## Task directions
Search the records below for the word "Packaging". Pull out each line that has it.

## Provided data

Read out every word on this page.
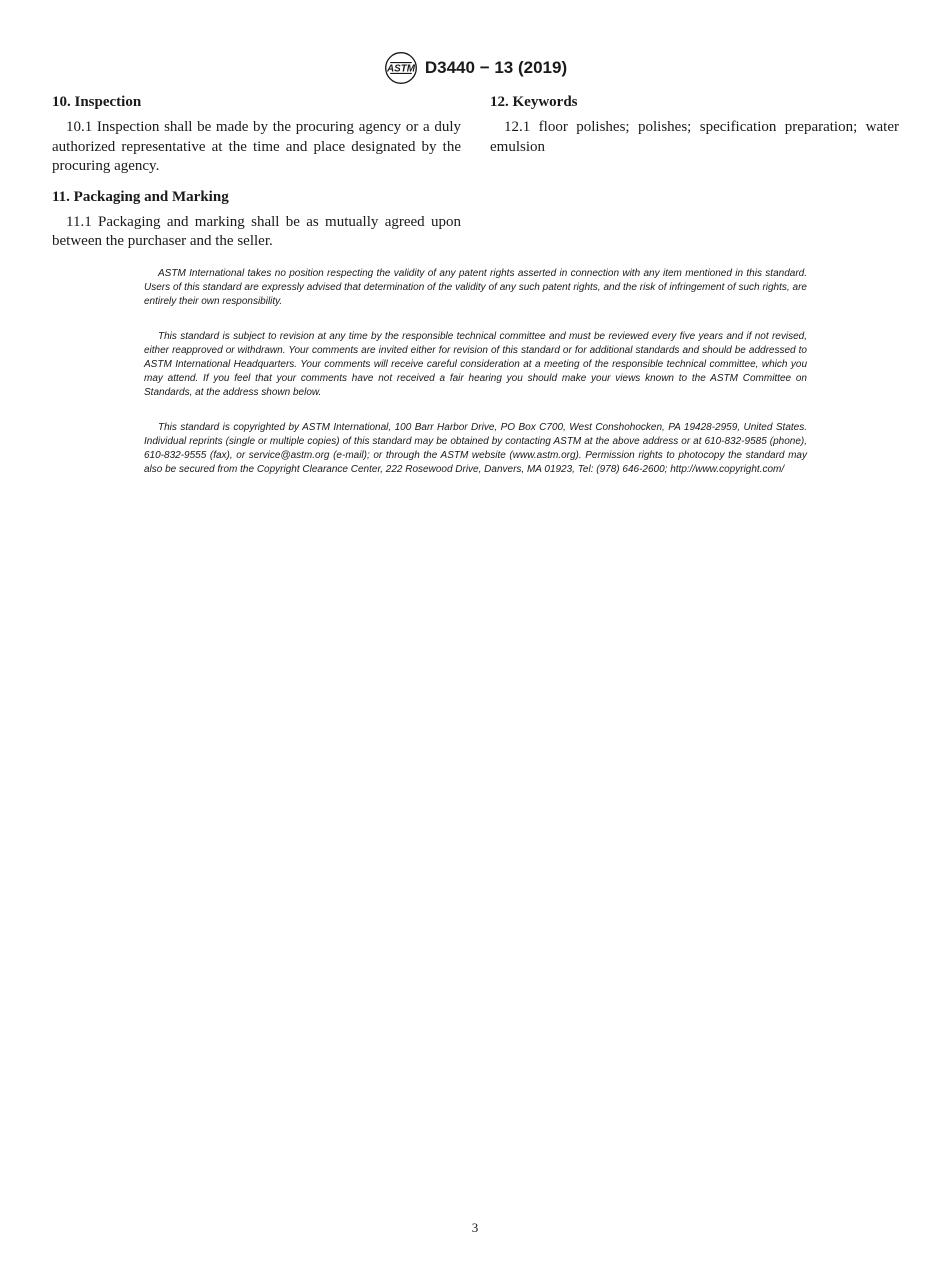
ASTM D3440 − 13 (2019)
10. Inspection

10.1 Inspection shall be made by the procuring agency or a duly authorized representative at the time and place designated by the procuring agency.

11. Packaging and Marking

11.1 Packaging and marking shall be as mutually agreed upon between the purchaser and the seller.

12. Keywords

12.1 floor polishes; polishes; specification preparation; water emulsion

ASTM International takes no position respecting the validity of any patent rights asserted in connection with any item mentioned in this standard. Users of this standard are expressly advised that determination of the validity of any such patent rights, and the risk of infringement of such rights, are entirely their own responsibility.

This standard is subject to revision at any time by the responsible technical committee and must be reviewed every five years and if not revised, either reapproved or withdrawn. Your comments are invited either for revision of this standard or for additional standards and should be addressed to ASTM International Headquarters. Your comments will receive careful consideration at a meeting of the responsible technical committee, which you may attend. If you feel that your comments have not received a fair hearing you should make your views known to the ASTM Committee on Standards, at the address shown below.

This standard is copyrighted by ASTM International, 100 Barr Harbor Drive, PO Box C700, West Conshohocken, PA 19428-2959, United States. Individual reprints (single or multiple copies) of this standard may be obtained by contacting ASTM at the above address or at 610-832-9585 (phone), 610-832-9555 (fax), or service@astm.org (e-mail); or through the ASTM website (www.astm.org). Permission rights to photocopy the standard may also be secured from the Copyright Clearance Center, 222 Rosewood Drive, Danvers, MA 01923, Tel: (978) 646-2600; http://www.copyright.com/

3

## Task response
11. Packaging and Marking
11.1 Packaging and marking shall be as mutually agreed upon between the purchaser and the seller.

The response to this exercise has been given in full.